• EXERCISE DIRECTIONS: Your job is to restate each entry word for word.

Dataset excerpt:
========================================================================
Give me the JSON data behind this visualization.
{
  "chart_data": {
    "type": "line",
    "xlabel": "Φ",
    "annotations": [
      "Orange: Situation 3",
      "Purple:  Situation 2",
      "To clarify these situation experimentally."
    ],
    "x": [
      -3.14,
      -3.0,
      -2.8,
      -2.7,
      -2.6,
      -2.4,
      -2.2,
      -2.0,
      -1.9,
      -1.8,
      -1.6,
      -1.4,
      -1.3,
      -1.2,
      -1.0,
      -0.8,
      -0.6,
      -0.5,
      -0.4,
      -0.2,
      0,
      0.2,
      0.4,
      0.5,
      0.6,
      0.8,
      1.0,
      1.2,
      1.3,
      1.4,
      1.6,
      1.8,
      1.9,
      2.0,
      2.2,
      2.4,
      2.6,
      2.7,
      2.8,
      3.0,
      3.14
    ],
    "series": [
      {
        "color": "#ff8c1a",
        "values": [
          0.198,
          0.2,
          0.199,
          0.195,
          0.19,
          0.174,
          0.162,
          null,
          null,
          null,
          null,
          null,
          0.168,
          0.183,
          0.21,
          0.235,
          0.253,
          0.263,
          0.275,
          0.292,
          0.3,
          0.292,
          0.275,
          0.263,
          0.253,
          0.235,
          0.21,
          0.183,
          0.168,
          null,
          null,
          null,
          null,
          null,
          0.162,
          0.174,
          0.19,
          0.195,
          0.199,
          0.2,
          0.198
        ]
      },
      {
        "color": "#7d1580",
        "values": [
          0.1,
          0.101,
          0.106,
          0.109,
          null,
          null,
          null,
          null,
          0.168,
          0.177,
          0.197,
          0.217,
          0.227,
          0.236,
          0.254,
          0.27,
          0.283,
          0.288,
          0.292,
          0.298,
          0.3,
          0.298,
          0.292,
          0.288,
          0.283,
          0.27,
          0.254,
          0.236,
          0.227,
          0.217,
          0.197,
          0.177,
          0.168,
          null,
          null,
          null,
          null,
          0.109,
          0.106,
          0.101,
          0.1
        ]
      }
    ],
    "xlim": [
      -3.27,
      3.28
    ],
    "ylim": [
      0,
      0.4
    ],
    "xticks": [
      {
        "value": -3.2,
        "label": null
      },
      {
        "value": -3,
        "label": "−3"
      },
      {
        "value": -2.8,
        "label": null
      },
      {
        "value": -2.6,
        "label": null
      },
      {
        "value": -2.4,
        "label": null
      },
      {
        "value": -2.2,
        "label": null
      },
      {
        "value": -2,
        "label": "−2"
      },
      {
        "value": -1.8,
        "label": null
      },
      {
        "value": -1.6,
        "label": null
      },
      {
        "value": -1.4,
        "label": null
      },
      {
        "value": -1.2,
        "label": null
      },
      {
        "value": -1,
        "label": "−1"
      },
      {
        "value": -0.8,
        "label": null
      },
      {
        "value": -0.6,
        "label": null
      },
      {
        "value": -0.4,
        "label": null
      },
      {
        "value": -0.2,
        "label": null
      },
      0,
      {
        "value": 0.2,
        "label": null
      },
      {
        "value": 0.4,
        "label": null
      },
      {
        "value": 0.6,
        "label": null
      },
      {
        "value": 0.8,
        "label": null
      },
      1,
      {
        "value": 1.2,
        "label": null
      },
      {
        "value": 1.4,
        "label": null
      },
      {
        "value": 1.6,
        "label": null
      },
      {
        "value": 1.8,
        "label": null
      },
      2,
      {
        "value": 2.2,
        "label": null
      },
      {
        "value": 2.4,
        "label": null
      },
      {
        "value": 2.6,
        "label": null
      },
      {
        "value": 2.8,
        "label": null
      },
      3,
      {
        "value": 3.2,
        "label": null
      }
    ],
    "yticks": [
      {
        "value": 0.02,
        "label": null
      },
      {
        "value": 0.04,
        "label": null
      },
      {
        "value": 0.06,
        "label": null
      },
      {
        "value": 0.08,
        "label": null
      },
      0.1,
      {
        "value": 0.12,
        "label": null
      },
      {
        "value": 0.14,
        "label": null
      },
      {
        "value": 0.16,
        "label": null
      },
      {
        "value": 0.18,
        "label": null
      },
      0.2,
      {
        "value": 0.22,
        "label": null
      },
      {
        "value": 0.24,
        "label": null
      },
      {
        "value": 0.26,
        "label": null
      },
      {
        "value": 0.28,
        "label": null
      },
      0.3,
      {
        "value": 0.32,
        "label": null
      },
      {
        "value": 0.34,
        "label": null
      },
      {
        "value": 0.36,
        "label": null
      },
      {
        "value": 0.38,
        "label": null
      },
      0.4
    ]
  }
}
========================================================================
• SOLUTION FOR THIS TASK:
Give me the JSON data behind this visualization.
{
  "chart_data": {
    "type": "line",
    "xlabel": "Φ",
    "annotations": [
      "Orange: Situation 3",
      "Purple:  Situation 2",
      "To clarify these situation experimentally."
    ],
    "x": [
      -3.14,
      -3.0,
      -2.8,
      -2.7,
      -2.6,
      -2.4,
      -2.2,
      -2.0,
      -1.9,
      -1.8,
      -1.6,
      -1.4,
      -1.3,
      -1.2,
      -1.0,
      -0.8,
      -0.6,
      -0.5,
      -0.4,
      -0.2,
      0,
      0.2,
      0.4,
      0.5,
      0.6,
      0.8,
      1.0,
      1.2,
      1.3,
      1.4,
      1.6,
      1.8,
      1.9,
      2.0,
      2.2,
      2.4,
      2.6,
      2.7,
      2.8,
      3.0,
      3.14
    ],
    "series": [
      {
        "color": "#ff8c1a",
        "values": [
          0.198,
          0.2,
          0.199,
          0.195,
          0.19,
          0.174,
          0.162,
          null,
          null,
          null,
          null,
          null,
          0.168,
          0.183,
          0.21,
          0.235,
          0.253,
          0.263,
          0.275,
          0.292,
          0.3,
          0.292,
          0.275,
          0.263,
          0.253,
          0.235,
          0.21,
          0.183,
          0.168,
          null,
          null,
          null,
          null,
          null,
          0.162,
          0.174,
          0.19,
          0.195,
          0.199,
          0.2,
          0.198
        ]
      },
      {
        "color": "#7d1580",
        "values": [
          0.1,
          0.101,
          0.106,
          0.109,
          null,
          null,
          null,
          null,
          0.168,
          0.177,
          0.197,
          0.217,
          0.227,
          0.236,
          0.254,
          0.27,
          0.283,
          0.288,
          0.292,
          0.298,
          0.3,
          0.298,
          0.292,
          0.288,
          0.283,
          0.27,
          0.254,
          0.236,
          0.227,
          0.217,
          0.197,
          0.177,
          0.168,
          null,
          null,
          null,
          null,
          0.109,
          0.106,
          0.101,
          0.1
        ]
      }
    ],
    "xlim": [
      -3.27,
      3.28
    ],
    "ylim": [
      0,
      0.4
    ],
    "xticks": [
      {
        "value": -3.2,
        "label": null
      },
      {
        "value": -3,
        "label": "−3"
      },
      {
        "value": -2.8,
        "label": null
      },
      {
        "value": -2.6,
        "label": null
      },
      {
        "value": -2.4,
        "label": null
      },
      {
        "value": -2.2,
        "label": null
      },
      {
        "value": -2,
        "label": "−2"
      },
      {
        "value": -1.8,
        "label": null
      },
      {
        "value": -1.6,
        "label": null
      },
      {
        "value": -1.4,
        "label": null
      },
      {
        "value": -1.2,
        "label": null
      },
      {
        "value": -1,
        "label": "−1"
      },
      {
        "value": -0.8,
        "label": null
      },
      {
        "value": -0.6,
        "label": null
      },
      {
        "value": -0.4,
        "label": null
      },
      {
        "value": -0.2,
        "label": null
      },
      0,
      {
        "value": 0.2,
        "label": null
      },
      {
        "value": 0.4,
        "label": null
      },
      {
        "value": 0.6,
        "label": null
      },
      {
        "value": 0.8,
        "label": null
      },
      1,
      {
        "value": 1.2,
        "label": null
      },
      {
        "value": 1.4,
        "label": null
      },
      {
        "value": 1.6,
        "label": null
      },
      {
        "value": 1.8,
        "label": null
      },
      2,
      {
        "value": 2.2,
        "label": null
      },
      {
        "value": 2.4,
        "label": null
      },
      {
        "value": 2.6,
        "label": null
      },
      {
        "value": 2.8,
        "label": null
      },
      3,
      {
        "value": 3.2,
        "label": null
      }
    ],
    "yticks": [
      {
        "value": 0.02,
        "label": null
      },
      {
        "value": 0.04,
        "label": null
      },
      {
        "value": 0.06,
        "label": null
      },
      {
        "value": 0.08,
        "label": null
      },
      0.1,
      {
        "value": 0.12,
        "label": null
      },
      {
        "value": 0.14,
        "label": null
      },
      {
        "value": 0.16,
        "label": null
      },
      {
        "value": 0.18,
        "label": null
      },
      0.2,
      {
        "value": 0.22,
        "label": null
      },
      {
        "value": 0.24,
        "label": null
      },
      {
        "value": 0.26,
        "label": null
      },
      {
        "value": 0.28,
        "label": null
      },
      0.3,
      {
        "value": 0.32,
        "label": null
      },
      {
        "value": 0.34,
        "label": null
      },
      {
        "value": 0.36,
        "label": null
      },
      {
        "value": 0.38,
        "label": null
      },
      0.4
    ]
  }
}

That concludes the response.